# [Aim]
Would you restate all the data that follows, word for word?

***

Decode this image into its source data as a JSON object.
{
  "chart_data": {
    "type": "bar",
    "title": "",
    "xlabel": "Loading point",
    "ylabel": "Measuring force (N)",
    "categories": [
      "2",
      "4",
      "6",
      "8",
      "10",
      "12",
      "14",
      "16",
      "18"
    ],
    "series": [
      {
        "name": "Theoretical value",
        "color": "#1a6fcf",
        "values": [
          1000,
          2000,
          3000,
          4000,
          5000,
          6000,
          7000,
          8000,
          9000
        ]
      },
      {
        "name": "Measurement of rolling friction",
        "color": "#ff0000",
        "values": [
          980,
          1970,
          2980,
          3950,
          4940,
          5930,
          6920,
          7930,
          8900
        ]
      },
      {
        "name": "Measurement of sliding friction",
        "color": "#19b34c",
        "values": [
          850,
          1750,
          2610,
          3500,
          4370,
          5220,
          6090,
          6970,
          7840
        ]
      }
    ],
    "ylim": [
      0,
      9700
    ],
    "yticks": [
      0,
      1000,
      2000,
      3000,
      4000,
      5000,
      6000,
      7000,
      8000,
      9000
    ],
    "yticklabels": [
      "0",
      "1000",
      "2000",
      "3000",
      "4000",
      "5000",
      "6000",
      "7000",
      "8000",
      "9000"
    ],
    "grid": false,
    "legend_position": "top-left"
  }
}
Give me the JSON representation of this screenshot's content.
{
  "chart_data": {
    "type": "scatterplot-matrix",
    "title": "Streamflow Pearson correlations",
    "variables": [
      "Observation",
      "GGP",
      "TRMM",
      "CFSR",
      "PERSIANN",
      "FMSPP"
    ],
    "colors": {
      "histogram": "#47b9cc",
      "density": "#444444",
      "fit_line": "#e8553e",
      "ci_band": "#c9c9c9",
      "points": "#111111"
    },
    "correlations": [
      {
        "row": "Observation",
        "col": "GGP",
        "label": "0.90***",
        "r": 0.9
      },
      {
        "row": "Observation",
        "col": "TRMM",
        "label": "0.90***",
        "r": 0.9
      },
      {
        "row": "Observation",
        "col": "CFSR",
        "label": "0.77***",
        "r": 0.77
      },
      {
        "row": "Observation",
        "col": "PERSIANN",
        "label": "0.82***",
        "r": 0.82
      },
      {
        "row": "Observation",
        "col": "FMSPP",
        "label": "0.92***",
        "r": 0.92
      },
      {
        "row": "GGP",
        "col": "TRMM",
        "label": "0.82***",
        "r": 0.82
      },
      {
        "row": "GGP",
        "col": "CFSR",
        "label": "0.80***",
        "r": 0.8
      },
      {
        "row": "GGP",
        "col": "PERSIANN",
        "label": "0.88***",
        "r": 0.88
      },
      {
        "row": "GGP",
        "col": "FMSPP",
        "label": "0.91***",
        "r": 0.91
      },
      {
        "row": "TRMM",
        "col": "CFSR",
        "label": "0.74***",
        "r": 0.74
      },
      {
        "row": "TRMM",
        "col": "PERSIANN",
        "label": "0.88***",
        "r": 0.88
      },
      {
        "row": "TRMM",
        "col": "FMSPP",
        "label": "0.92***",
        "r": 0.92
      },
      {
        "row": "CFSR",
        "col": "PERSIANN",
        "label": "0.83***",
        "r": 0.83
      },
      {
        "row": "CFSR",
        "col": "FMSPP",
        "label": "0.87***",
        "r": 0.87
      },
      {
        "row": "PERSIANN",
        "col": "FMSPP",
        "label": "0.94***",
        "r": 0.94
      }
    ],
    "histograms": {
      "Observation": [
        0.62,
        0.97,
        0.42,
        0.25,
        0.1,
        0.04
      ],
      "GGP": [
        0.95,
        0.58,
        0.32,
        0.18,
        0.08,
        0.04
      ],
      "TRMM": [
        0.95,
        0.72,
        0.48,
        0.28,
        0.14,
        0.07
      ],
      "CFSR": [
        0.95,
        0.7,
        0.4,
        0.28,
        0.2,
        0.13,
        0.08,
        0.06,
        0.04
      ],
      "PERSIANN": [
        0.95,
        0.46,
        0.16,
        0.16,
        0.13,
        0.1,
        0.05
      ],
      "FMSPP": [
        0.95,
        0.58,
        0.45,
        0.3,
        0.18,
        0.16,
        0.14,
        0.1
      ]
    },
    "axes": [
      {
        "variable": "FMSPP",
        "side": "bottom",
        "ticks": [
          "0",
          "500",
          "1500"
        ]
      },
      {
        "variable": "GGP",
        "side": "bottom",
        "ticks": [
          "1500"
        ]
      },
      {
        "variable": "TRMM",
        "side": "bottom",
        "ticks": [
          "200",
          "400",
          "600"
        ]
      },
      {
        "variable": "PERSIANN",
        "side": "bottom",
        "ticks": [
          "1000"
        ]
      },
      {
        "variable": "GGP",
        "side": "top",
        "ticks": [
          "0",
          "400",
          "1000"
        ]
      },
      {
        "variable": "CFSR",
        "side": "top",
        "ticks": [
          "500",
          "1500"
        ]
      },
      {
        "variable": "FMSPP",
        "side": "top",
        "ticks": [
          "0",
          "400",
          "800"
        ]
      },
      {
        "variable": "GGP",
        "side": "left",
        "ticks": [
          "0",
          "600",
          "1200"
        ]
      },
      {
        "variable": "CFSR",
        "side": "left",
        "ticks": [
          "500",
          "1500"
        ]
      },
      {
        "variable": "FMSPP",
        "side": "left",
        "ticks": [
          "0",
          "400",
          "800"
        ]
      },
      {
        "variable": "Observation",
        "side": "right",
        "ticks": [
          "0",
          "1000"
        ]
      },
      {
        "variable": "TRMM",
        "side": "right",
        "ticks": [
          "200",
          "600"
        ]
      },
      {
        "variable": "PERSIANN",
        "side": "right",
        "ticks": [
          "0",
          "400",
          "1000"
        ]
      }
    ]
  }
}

***

# [Result of this exercise]
Decode this image into its source data as a JSON object.
{
  "chart_data": {
    "type": "bar",
    "title": "",
    "xlabel": "Loading point",
    "ylabel": "Measuring force (N)",
    "categories": [
      "2",
      "4",
      "6",
      "8",
      "10",
      "12",
      "14",
      "16",
      "18"
    ],
    "series": [
      {
        "name": "Theoretical value",
        "color": "#1a6fcf",
        "values": [
          1000,
          2000,
          3000,
          4000,
          5000,
          6000,
          7000,
          8000,
          9000
        ]
      },
      {
        "name": "Measurement of rolling friction",
        "color": "#ff0000",
        "values": [
          980,
          1970,
          2980,
          3950,
          4940,
          5930,
          6920,
          7930,
          8900
        ]
      },
      {
        "name": "Measurement of sliding friction",
        "color": "#19b34c",
        "values": [
          850,
          1750,
          2610,
          3500,
          4370,
          5220,
          6090,
          6970,
          7840
        ]
      }
    ],
    "ylim": [
      0,
      9700
    ],
    "yticks": [
      0,
      1000,
      2000,
      3000,
      4000,
      5000,
      6000,
      7000,
      8000,
      9000
    ],
    "yticklabels": [
      "0",
      "1000",
      "2000",
      "3000",
      "4000",
      "5000",
      "6000",
      "7000",
      "8000",
      "9000"
    ],
    "grid": false,
    "legend_position": "top-left"
  }
}
Give me the JSON representation of this screenshot's content.
{
  "chart_data": {
    "type": "scatterplot-matrix",
    "title": "Streamflow Pearson correlations",
    "variables": [
      "Observation",
      "GGP",
      "TRMM",
      "CFSR",
      "PERSIANN",
      "FMSPP"
    ],
    "colors": {
      "histogram": "#47b9cc",
      "density": "#444444",
      "fit_line": "#e8553e",
      "ci_band": "#c9c9c9",
      "points": "#111111"
    },
    "correlations": [
      {
        "row": "Observation",
        "col": "GGP",
        "label": "0.90***",
        "r": 0.9
      },
      {
        "row": "Observation",
        "col": "TRMM",
        "label": "0.90***",
        "r": 0.9
      },
      {
        "row": "Observation",
        "col": "CFSR",
        "label": "0.77***",
        "r": 0.77
      },
      {
        "row": "Observation",
        "col": "PERSIANN",
        "label": "0.82***",
        "r": 0.82
      },
      {
        "row": "Observation",
        "col": "FMSPP",
        "label": "0.92***",
        "r": 0.92
      },
      {
        "row": "GGP",
        "col": "TRMM",
        "label": "0.82***",
        "r": 0.82
      },
      {
        "row": "GGP",
        "col": "CFSR",
        "label": "0.80***",
        "r": 0.8
      },
      {
        "row": "GGP",
        "col": "PERSIANN",
        "label": "0.88***",
        "r": 0.88
      },
      {
        "row": "GGP",
        "col": "FMSPP",
        "label": "0.91***",
        "r": 0.91
      },
      {
        "row": "TRMM",
        "col": "CFSR",
        "label": "0.74***",
        "r": 0.74
      },
      {
        "row": "TRMM",
        "col": "PERSIANN",
        "label": "0.88***",
        "r": 0.88
      },
      {
        "row": "TRMM",
        "col": "FMSPP",
        "label": "0.92***",
        "r": 0.92
      },
      {
        "row": "CFSR",
        "col": "PERSIANN",
        "label": "0.83***",
        "r": 0.83
      },
      {
        "row": "CFSR",
        "col": "FMSPP",
        "label": "0.87***",
        "r": 0.87
      },
      {
        "row": "PERSIANN",
        "col": "FMSPP",
        "label": "0.94***",
        "r": 0.94
      }
    ],
    "histograms": {
      "Observation": [
        0.62,
        0.97,
        0.42,
        0.25,
        0.1,
        0.04
      ],
      "GGP": [
        0.95,
        0.58,
        0.32,
        0.18,
        0.08,
        0.04
      ],
      "TRMM": [
        0.95,
        0.72,
        0.48,
        0.28,
        0.14,
        0.07
      ],
      "CFSR": [
        0.95,
        0.7,
        0.4,
        0.28,
        0.2,
        0.13,
        0.08,
        0.06,
        0.04
      ],
      "PERSIANN": [
        0.95,
        0.46,
        0.16,
        0.16,
        0.13,
        0.1,
        0.05
      ],
      "FMSPP": [
        0.95,
        0.58,
        0.45,
        0.3,
        0.18,
        0.16,
        0.14,
        0.1
      ]
    },
    "axes": [
      {
        "variable": "FMSPP",
        "side": "bottom",
        "ticks": [
          "0",
          "500",
          "1500"
        ]
      },
      {
        "variable": "GGP",
        "side": "bottom",
        "ticks": [
          "1500"
        ]
      },
      {
        "variable": "TRMM",
        "side": "bottom",
        "ticks": [
          "200",
          "400",
          "600"
        ]
      },
      {
        "variable": "PERSIANN",
        "side": "bottom",
        "ticks": [
          "1000"
        ]
      },
      {
        "variable": "GGP",
        "side": "top",
        "ticks": [
          "0",
          "400",
          "1000"
        ]
      },
      {
        "variable": "CFSR",
        "side": "top",
        "ticks": [
          "500",
          "1500"
        ]
      },
      {
        "variable": "FMSPP",
        "side": "top",
        "ticks": [
          "0",
          "400",
          "800"
        ]
      },
      {
        "variable": "GGP",
        "side": "left",
        "ticks": [
          "0",
          "600",
          "1200"
        ]
      },
      {
        "variable": "CFSR",
        "side": "left",
        "ticks": [
          "500",
          "1500"
        ]
      },
      {
        "variable": "FMSPP",
        "side": "left",
        "ticks": [
          "0",
          "400",
          "800"
        ]
      },
      {
        "variable": "Observation",
        "side": "right",
        "ticks": [
          "0",
          "1000"
        ]
      },
      {
        "variable": "TRMM",
        "side": "right",
        "ticks": [
          "200",
          "600"
        ]
      },
      {
        "variable": "PERSIANN",
        "side": "right",
        "ticks": [
          "0",
          "400",
          "1000"
        ]
      }
    ]
  }
}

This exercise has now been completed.